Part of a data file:
|---|
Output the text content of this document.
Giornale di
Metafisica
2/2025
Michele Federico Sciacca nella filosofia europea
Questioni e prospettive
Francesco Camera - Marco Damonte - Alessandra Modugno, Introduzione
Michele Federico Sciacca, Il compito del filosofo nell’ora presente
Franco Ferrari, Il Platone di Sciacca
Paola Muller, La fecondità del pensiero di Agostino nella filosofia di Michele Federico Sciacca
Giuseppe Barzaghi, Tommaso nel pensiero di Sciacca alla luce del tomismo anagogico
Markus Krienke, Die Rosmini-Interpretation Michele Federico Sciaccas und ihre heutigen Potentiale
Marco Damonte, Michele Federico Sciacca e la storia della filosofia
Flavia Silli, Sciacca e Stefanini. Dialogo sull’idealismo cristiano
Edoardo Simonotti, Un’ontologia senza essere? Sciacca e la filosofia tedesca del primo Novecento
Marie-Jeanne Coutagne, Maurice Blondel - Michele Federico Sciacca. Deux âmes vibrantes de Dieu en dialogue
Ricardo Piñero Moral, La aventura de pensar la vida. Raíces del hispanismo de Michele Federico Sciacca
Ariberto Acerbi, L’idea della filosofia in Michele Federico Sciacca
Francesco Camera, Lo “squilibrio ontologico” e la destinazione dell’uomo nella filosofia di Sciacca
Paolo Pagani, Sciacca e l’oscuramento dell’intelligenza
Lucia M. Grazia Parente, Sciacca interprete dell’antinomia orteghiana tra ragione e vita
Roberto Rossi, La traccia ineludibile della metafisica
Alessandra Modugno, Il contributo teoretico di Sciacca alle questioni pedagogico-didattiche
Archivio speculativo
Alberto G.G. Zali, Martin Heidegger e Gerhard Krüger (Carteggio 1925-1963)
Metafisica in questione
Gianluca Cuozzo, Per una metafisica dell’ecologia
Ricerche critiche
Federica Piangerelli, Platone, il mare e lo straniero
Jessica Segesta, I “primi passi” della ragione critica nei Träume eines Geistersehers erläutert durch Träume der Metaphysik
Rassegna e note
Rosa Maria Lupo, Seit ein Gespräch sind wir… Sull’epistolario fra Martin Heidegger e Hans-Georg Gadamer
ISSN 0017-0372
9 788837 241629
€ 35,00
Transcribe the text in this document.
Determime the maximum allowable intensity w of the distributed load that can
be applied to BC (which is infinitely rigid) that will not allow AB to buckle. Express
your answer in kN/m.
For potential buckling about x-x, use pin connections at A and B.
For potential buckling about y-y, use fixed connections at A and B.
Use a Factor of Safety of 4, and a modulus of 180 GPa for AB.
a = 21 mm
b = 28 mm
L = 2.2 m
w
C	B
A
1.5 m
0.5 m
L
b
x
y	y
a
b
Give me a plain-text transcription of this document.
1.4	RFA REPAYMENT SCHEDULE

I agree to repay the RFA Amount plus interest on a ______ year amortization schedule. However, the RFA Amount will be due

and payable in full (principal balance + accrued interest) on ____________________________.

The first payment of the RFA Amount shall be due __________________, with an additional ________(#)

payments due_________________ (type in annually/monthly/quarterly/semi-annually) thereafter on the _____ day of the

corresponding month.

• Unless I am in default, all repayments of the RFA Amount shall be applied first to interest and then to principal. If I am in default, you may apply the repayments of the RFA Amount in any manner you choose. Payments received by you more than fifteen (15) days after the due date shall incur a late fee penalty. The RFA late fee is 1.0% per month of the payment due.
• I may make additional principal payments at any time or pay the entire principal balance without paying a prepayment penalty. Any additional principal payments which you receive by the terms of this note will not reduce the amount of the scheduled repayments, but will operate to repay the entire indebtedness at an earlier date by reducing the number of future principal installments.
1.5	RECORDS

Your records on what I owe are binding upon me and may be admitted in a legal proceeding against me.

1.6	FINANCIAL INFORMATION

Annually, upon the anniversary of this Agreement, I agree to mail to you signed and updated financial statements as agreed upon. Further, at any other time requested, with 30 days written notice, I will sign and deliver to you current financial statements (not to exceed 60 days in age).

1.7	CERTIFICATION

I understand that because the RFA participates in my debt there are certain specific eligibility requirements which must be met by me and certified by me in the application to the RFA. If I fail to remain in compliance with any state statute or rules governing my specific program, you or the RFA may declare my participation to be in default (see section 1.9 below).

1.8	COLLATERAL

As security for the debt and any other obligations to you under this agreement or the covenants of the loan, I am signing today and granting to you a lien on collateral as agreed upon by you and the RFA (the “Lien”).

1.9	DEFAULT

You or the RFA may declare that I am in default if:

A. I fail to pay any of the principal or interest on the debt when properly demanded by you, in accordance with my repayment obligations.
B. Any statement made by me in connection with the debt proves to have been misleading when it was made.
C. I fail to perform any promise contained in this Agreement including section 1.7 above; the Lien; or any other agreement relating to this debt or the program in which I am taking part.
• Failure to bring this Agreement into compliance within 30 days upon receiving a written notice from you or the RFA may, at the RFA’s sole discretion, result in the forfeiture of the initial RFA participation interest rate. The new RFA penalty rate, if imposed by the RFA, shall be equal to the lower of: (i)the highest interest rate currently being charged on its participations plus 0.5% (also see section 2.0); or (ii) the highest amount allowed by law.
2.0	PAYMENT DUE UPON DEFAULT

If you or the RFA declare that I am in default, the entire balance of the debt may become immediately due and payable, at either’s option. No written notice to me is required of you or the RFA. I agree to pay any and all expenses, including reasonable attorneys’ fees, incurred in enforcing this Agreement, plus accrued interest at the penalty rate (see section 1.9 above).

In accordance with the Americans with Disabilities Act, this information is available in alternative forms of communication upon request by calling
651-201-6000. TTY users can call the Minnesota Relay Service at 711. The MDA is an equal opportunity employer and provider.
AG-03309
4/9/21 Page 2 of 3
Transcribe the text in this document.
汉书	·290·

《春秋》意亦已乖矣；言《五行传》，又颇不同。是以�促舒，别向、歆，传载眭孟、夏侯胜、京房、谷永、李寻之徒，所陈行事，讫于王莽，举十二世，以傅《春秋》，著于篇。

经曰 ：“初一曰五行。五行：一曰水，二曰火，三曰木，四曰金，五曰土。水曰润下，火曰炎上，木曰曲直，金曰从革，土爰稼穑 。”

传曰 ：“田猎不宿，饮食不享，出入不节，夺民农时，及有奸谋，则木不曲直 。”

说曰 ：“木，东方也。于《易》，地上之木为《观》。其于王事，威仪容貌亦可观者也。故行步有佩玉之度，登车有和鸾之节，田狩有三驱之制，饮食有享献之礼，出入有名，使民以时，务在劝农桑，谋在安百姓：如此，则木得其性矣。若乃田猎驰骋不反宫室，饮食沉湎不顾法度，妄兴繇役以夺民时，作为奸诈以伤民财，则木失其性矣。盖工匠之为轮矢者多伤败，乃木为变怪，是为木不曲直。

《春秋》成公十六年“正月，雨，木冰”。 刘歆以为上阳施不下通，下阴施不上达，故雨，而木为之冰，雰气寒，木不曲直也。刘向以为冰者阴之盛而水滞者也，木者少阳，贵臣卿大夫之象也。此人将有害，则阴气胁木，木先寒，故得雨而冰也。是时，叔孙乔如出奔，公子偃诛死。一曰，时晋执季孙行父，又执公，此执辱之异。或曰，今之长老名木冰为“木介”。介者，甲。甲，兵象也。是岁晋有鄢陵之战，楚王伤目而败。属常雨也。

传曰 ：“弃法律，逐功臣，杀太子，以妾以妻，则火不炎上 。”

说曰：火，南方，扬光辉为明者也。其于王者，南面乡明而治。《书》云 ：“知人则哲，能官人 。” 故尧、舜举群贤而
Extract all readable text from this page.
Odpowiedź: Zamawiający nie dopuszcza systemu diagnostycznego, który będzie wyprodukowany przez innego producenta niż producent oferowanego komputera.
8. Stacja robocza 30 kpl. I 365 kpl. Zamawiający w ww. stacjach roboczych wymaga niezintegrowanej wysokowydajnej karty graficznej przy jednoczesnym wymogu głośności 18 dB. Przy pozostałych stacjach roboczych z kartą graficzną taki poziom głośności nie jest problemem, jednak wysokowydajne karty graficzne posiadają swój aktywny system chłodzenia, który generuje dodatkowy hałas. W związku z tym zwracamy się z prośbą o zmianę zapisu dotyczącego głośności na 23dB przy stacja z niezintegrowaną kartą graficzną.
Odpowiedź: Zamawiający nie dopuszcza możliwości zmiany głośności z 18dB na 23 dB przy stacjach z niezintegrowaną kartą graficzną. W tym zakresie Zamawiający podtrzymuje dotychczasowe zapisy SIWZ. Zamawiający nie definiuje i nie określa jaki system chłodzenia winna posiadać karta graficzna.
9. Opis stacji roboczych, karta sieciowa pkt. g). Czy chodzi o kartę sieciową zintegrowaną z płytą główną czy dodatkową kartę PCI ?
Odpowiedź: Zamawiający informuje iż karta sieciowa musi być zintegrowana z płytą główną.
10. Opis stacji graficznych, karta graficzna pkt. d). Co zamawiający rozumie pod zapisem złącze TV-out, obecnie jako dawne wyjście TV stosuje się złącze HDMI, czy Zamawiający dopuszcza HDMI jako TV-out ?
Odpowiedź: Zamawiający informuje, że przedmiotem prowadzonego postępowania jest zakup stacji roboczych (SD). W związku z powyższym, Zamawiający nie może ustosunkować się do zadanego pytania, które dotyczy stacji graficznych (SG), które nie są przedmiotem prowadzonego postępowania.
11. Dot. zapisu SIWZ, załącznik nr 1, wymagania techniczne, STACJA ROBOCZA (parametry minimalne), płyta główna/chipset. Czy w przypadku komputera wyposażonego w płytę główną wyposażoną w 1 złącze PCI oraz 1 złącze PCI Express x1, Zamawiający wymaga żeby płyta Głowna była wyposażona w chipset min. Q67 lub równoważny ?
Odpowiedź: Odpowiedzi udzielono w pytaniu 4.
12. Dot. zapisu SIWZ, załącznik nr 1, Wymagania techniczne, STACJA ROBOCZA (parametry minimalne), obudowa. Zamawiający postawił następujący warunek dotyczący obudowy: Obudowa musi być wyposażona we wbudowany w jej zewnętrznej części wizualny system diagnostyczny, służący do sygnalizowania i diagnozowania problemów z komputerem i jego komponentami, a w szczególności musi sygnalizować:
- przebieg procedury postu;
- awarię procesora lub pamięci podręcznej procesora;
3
|---|
> _What is asked_
Using the listing above, show each line holding the string "connections".

> _Exercise solution_
For potential buckling about x-x, use pin connections at A and B.
For potential buckling about y-y, use fixed connections at A and B.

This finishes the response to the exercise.